[start Excerpted passage]
After dehydration, you want to put the seeds into a dry environment so that they don't try and germinate. For this, you need an air-tight box (a desiccator) and some material that strongly adsorbs water (a desiccant). For home use, a hundred-dollar laboratory desiccation cabinet is overkill. A glass mason jar with a rubber seal and a tight clamping mechanism should work fine. You may want to grease the rubber gasket with a silicone grease so that it remains pliable in the freezer. When greasing a gasket, you want to work the grease into the material, and then wipe it clean with a paper towel until it no longer feels tacky. Avoid greases with petroleum (i.e. Vaseline) in them as they will break down rubber polymers. Ideally you should also wear latex or nitrile gloves to protect the gasket from the oil on your hands but that would be overkill for non-vacuum applications.
[end Excerpted passage]
__Task details__:
Reproduce word for word the part of the seed-storage passage from "After dehydration, you" up to and including "for non-vacuum applications.".
[start Data block]
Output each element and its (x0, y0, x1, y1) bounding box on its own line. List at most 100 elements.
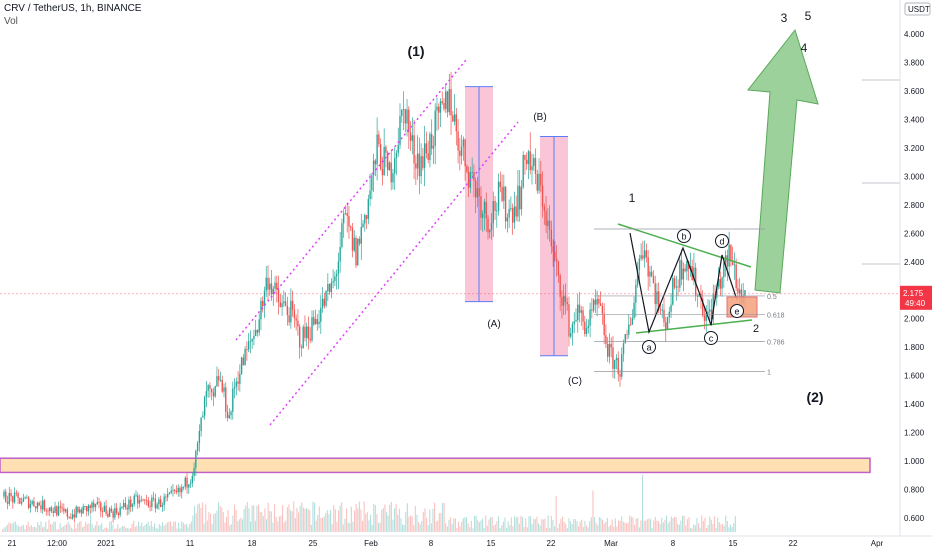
[end Data block]
__Solution to this problem__:
After dehydration, you want to put the seeds into a dry environment so that they don't try and germinate. For this, you need an air-tight box (a desiccator) and some material that strongly adsorbs water (a desiccant). For home use, a hundred-dollar laboratory desiccation cabinet is overkill. A glass mason jar with a rubber seal and a tight clamping mechanism should work fine. You may want to grease the rubber gasket with a silicone grease so that it remains pliable in the freezer. When greasing a gasket, you want to work the grease into the material, and then wipe it clean with a paper towel until it no longer feels tacky. Avoid greases with petroleum (i.e. Vaseline) in them as they will break down rubber polymers. Ideally you should also wear latex or nitrile gloves to protect the gasket from the oil on your hands but that would be overkill for non-vacuum applications.